Report every line below that holds the word "image".

##############################

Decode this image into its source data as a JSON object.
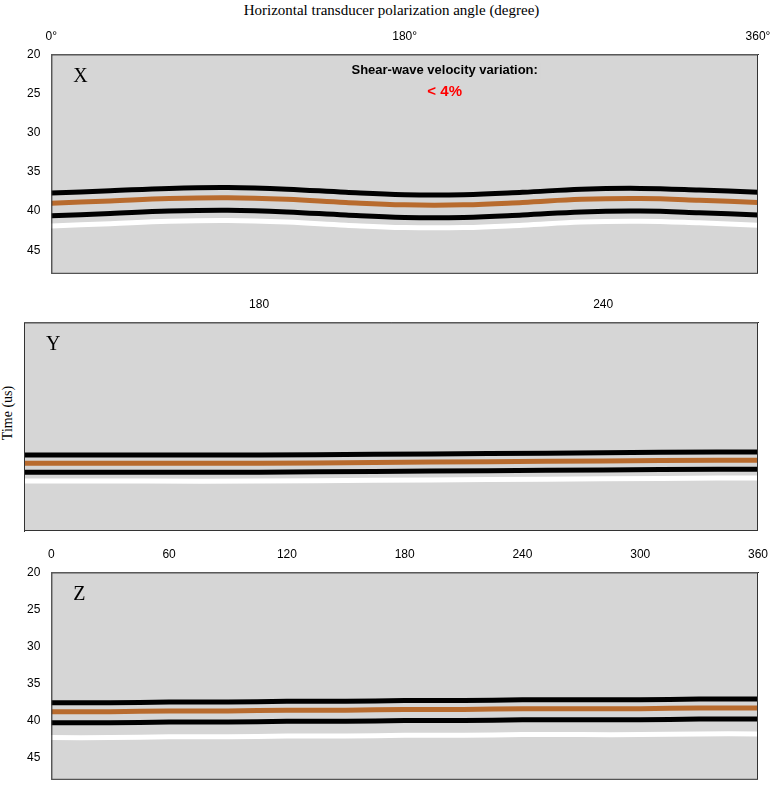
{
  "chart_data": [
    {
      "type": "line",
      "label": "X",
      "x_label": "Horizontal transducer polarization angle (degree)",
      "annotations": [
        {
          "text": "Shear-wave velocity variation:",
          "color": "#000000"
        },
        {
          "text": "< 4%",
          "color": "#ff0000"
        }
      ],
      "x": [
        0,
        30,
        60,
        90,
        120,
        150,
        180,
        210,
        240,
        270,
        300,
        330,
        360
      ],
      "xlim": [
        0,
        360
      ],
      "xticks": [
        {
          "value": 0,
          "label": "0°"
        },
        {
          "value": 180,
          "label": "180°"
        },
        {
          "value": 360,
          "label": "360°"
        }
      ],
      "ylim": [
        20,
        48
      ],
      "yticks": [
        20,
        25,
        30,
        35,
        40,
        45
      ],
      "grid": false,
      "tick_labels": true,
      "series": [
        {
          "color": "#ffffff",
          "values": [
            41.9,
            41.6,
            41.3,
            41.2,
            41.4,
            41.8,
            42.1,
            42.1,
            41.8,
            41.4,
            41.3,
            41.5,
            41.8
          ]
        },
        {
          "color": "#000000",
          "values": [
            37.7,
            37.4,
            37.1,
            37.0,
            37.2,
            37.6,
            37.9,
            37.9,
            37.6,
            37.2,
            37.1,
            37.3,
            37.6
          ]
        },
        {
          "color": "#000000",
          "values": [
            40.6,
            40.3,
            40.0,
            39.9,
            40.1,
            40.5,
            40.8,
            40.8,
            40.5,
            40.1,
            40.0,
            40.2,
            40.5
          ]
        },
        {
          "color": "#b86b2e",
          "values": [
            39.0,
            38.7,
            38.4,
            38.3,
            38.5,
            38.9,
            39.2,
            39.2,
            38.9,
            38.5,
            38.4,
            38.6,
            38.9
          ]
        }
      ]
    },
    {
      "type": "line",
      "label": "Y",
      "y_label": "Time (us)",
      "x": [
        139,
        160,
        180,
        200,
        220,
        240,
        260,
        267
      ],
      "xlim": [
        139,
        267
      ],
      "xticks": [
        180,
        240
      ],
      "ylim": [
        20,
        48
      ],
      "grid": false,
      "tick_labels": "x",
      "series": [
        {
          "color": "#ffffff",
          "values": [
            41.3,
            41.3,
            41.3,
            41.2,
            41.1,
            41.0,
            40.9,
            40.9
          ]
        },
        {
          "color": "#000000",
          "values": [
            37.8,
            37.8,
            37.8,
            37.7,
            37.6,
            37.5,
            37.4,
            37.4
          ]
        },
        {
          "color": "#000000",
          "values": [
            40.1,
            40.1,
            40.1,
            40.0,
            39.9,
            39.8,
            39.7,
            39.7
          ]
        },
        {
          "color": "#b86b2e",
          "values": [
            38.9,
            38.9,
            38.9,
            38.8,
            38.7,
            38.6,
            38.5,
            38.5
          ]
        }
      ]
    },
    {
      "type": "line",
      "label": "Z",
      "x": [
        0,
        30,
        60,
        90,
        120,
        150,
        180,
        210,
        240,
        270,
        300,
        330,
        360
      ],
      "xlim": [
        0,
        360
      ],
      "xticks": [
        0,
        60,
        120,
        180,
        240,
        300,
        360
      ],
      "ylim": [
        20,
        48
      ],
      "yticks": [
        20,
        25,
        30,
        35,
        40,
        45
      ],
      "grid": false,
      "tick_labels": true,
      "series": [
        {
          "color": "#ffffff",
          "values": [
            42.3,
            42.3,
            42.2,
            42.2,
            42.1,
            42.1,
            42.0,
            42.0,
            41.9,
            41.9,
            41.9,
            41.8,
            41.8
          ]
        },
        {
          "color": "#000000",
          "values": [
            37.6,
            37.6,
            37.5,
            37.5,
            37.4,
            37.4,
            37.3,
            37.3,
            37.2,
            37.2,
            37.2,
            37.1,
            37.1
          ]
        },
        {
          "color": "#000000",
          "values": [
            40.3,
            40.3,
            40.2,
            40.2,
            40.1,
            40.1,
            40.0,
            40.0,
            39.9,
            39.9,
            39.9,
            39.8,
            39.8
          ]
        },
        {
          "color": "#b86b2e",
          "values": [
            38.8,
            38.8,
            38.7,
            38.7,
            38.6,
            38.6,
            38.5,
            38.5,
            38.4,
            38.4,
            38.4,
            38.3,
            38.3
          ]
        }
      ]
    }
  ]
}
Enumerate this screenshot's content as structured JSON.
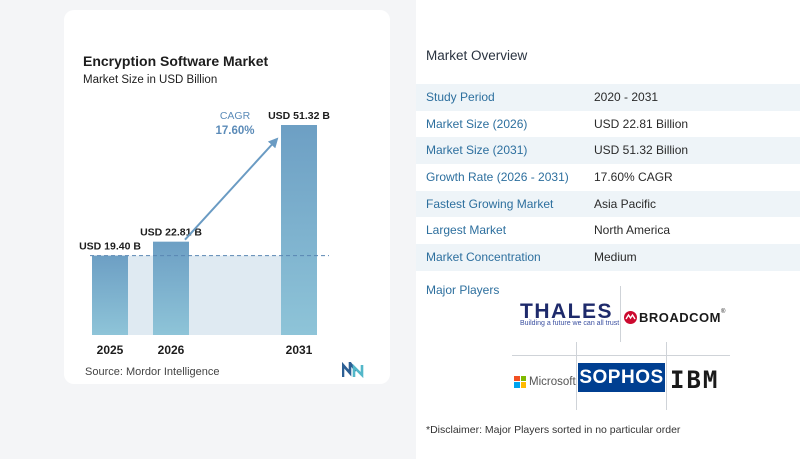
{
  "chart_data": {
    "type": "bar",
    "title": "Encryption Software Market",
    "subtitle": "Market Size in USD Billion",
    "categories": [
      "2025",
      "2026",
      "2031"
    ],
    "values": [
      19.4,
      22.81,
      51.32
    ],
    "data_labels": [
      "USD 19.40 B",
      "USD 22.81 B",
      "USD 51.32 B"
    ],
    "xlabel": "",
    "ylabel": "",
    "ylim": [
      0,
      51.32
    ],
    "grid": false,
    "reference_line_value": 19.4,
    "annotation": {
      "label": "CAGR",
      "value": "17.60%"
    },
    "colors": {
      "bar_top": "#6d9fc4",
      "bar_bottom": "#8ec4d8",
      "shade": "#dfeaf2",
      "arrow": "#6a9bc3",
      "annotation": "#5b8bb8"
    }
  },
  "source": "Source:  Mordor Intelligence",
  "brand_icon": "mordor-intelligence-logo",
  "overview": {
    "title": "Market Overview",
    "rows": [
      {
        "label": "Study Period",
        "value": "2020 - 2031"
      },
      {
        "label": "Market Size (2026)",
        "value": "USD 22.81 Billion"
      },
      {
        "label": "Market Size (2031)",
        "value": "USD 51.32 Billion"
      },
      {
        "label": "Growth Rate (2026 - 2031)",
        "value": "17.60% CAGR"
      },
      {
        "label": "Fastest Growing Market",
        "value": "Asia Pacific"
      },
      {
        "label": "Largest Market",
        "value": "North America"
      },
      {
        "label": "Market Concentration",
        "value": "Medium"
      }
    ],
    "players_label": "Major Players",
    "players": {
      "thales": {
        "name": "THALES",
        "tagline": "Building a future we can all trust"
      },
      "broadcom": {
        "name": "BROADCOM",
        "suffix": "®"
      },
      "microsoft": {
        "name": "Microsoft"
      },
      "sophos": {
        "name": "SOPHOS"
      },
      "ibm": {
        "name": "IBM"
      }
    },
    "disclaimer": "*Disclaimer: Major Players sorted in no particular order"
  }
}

##############################

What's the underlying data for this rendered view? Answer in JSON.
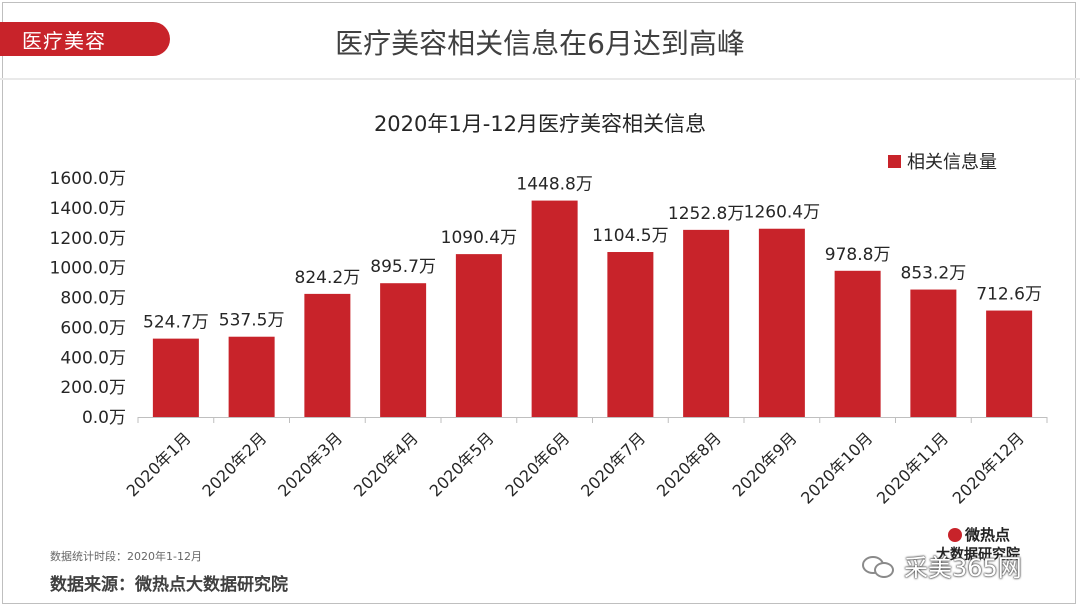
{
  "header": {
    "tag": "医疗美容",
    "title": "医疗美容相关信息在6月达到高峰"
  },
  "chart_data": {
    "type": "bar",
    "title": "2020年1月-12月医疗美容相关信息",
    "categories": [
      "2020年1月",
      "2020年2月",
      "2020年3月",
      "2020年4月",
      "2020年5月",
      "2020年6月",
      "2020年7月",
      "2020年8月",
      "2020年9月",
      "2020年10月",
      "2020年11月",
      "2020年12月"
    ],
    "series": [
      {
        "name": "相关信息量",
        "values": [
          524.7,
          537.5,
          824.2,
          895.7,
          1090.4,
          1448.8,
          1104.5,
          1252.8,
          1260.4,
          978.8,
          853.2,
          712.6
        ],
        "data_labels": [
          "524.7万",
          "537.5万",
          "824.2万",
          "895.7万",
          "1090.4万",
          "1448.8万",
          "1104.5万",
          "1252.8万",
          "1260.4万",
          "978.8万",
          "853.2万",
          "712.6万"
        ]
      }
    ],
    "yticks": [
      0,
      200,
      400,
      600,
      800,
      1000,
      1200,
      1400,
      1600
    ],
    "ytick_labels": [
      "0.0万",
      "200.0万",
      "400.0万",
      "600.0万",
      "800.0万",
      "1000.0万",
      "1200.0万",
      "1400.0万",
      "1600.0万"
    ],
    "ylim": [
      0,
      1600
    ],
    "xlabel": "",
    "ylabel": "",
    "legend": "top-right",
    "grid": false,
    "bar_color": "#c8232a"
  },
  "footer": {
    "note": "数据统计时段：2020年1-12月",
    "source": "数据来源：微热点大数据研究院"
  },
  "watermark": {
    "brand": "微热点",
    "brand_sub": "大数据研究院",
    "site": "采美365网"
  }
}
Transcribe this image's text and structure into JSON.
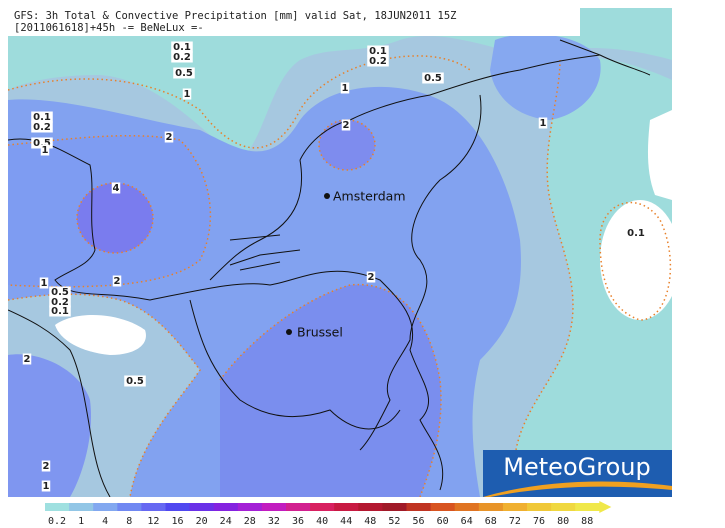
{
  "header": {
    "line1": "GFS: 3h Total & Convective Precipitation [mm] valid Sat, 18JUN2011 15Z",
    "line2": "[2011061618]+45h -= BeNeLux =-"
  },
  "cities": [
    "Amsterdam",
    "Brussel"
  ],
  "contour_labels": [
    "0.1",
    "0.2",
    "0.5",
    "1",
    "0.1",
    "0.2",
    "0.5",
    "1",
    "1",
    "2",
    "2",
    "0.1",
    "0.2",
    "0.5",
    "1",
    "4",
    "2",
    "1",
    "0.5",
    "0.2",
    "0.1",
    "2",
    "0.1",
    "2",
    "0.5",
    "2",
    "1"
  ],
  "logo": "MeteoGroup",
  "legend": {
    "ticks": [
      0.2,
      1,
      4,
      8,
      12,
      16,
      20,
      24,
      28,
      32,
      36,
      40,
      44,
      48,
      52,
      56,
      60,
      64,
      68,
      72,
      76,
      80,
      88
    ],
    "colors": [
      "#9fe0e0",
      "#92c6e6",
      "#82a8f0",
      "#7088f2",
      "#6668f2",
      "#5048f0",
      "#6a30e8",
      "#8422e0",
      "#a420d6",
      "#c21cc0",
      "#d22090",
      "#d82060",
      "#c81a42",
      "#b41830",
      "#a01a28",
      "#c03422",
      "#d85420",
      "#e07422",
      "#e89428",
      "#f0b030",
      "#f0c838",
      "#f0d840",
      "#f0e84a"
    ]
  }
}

##############################

▸ **EXERCISE OUTPUT**
Decode this image into its source data as a JSON object.
Transcribe this image's text and structure into JSON.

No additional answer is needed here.